■ **Supplied material**:
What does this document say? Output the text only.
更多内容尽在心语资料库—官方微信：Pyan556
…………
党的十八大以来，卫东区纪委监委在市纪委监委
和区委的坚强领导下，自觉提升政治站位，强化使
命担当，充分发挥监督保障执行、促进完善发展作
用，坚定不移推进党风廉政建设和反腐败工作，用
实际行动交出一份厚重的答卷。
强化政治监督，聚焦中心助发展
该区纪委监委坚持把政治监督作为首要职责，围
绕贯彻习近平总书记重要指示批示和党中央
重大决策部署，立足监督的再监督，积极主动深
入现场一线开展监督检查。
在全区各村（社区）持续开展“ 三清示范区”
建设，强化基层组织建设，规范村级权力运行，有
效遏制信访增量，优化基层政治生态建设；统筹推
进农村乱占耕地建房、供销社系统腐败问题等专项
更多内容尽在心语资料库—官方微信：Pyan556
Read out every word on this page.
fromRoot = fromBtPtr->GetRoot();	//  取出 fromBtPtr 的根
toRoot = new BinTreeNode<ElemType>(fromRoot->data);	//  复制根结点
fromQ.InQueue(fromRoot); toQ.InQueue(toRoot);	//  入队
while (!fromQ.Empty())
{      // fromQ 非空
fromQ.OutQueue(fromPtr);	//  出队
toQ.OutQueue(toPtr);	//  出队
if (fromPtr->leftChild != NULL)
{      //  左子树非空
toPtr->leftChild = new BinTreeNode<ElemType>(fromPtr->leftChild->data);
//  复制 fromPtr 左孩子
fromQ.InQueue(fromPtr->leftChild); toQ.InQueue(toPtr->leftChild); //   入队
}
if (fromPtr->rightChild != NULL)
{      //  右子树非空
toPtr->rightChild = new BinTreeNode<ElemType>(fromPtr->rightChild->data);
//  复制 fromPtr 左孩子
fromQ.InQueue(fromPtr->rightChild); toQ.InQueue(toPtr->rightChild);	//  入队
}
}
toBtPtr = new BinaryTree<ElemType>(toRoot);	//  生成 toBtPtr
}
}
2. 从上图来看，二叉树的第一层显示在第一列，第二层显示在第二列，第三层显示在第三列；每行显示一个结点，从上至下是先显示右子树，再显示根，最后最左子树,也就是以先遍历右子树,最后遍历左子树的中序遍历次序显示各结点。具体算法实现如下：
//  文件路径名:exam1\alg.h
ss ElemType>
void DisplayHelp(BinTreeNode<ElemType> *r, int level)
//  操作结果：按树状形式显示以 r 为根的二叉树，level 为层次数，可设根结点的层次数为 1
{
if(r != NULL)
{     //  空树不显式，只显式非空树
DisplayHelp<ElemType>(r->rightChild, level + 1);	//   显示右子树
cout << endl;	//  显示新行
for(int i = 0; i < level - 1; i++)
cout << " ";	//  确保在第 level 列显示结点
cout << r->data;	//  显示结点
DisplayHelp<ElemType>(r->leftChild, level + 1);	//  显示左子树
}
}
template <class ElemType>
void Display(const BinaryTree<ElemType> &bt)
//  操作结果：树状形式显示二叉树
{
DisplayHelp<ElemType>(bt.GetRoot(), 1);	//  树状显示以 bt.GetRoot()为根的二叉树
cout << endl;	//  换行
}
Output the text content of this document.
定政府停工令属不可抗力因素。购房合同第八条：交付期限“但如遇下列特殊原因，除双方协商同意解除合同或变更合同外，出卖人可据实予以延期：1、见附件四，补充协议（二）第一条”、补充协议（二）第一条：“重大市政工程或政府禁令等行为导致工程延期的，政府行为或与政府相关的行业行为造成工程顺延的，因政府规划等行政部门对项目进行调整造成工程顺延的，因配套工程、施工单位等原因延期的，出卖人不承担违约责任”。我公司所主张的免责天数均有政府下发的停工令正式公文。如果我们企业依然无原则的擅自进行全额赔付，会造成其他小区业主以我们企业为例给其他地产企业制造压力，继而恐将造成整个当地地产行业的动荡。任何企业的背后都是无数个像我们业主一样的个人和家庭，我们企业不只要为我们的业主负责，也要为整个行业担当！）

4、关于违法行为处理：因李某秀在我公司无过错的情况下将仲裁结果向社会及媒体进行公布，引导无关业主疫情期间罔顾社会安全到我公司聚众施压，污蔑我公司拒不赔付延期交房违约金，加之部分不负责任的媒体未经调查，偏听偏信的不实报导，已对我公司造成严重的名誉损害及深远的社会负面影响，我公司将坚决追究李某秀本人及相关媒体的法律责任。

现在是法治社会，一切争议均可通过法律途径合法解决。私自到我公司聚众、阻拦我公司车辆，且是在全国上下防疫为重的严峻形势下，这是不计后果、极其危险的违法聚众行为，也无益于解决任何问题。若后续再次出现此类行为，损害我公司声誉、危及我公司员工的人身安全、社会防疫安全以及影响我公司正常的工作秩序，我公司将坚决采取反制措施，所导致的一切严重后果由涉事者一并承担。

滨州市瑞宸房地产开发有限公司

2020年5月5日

■ **Instructions for the task**:
Above are the records; retype them all without a single difference.

■ **Reply**:
What does this document say? Output the text only.
更多内容尽在心语资料库—官方微信：Pyan556
…………
党的十八大以来，卫东区纪委监委在市纪委监委
和区委的坚强领导下，自觉提升政治站位，强化使
命担当，充分发挥监督保障执行、促进完善发展作
用，坚定不移推进党风廉政建设和反腐败工作，用
实际行动交出一份厚重的答卷。
强化政治监督，聚焦中心助发展
该区纪委监委坚持把政治监督作为首要职责，围
绕贯彻习近平总书记重要指示批示和党中央
重大决策部署，立足监督的再监督，积极主动深
入现场一线开展监督检查。
在全区各村（社区）持续开展“ 三清示范区”
建设，强化基层组织建设，规范村级权力运行，有
效遏制信访增量，优化基层政治生态建设；统筹推
进农村乱占耕地建房、供销社系统腐败问题等专项
更多内容尽在心语资料库—官方微信：Pyan556
Read out every word on this page.
fromRoot = fromBtPtr->GetRoot();	//  取出 fromBtPtr 的根
toRoot = new BinTreeNode<ElemType>(fromRoot->data);	//  复制根结点
fromQ.InQueue(fromRoot); toQ.InQueue(toRoot);	//  入队
while (!fromQ.Empty())
{      // fromQ 非空
fromQ.OutQueue(fromPtr);	//  出队
toQ.OutQueue(toPtr);	//  出队
if (fromPtr->leftChild != NULL)
{      //  左子树非空
toPtr->leftChild = new BinTreeNode<ElemType>(fromPtr->leftChild->data);
//  复制 fromPtr 左孩子
fromQ.InQueue(fromPtr->leftChild); toQ.InQueue(toPtr->leftChild); //   入队
}
if (fromPtr->rightChild != NULL)
{      //  右子树非空
toPtr->rightChild = new BinTreeNode<ElemType>(fromPtr->rightChild->data);
//  复制 fromPtr 左孩子
fromQ.InQueue(fromPtr->rightChild); toQ.InQueue(toPtr->rightChild);	//  入队
}
}
toBtPtr = new BinaryTree<ElemType>(toRoot);	//  生成 toBtPtr
}
}
2. 从上图来看，二叉树的第一层显示在第一列，第二层显示在第二列，第三层显示在第三列；每行显示一个结点，从上至下是先显示右子树，再显示根，最后最左子树,也就是以先遍历右子树,最后遍历左子树的中序遍历次序显示各结点。具体算法实现如下：
//  文件路径名:exam1\alg.h
ss ElemType>
void DisplayHelp(BinTreeNode<ElemType> *r, int level)
//  操作结果：按树状形式显示以 r 为根的二叉树，level 为层次数，可设根结点的层次数为 1
{
if(r != NULL)
{     //  空树不显式，只显式非空树
DisplayHelp<ElemType>(r->rightChild, level + 1);	//   显示右子树
cout << endl;	//  显示新行
for(int i = 0; i < level - 1; i++)
cout << " ";	//  确保在第 level 列显示结点
cout << r->data;	//  显示结点
DisplayHelp<ElemType>(r->leftChild, level + 1);	//  显示左子树
}
}
template <class ElemType>
void Display(const BinaryTree<ElemType> &bt)
//  操作结果：树状形式显示二叉树
{
DisplayHelp<ElemType>(bt.GetRoot(), 1);	//  树状显示以 bt.GetRoot()为根的二叉树
cout << endl;	//  换行
}
Output the text content of this document.
定政府停工令属不可抗力因素。购房合同第八条：交付期限“但如遇下列特殊原因，除双方协商同意解除合同或变更合同外，出卖人可据实予以延期：1、见附件四，补充协议（二）第一条”、补充协议（二）第一条：“重大市政工程或政府禁令等行为导致工程延期的，政府行为或与政府相关的行业行为造成工程顺延的，因政府规划等行政部门对项目进行调整造成工程顺延的，因配套工程、施工单位等原因延期的，出卖人不承担违约责任”。我公司所主张的免责天数均有政府下发的停工令正式公文。如果我们企业依然无原则的擅自进行全额赔付，会造成其他小区业主以我们企业为例给其他地产企业制造压力，继而恐将造成整个当地地产行业的动荡。任何企业的背后都是无数个像我们业主一样的个人和家庭，我们企业不只要为我们的业主负责，也要为整个行业担当！）

4、关于违法行为处理：因李某秀在我公司无过错的情况下将仲裁结果向社会及媒体进行公布，引导无关业主疫情期间罔顾社会安全到我公司聚众施压，污蔑我公司拒不赔付延期交房违约金，加之部分不负责任的媒体未经调查，偏听偏信的不实报导，已对我公司造成严重的名誉损害及深远的社会负面影响，我公司将坚决追究李某秀本人及相关媒体的法律责任。

现在是法治社会，一切争议均可通过法律途径合法解决。私自到我公司聚众、阻拦我公司车辆，且是在全国上下防疫为重的严峻形势下，这是不计后果、极其危险的违法聚众行为，也无益于解决任何问题。若后续再次出现此类行为，损害我公司声誉、危及我公司员工的人身安全、社会防疫安全以及影响我公司正常的工作秩序，我公司将坚决采取反制措施，所导致的一切严重后果由涉事者一并承担。

滨州市瑞宸房地产开发有限公司

2020年5月5日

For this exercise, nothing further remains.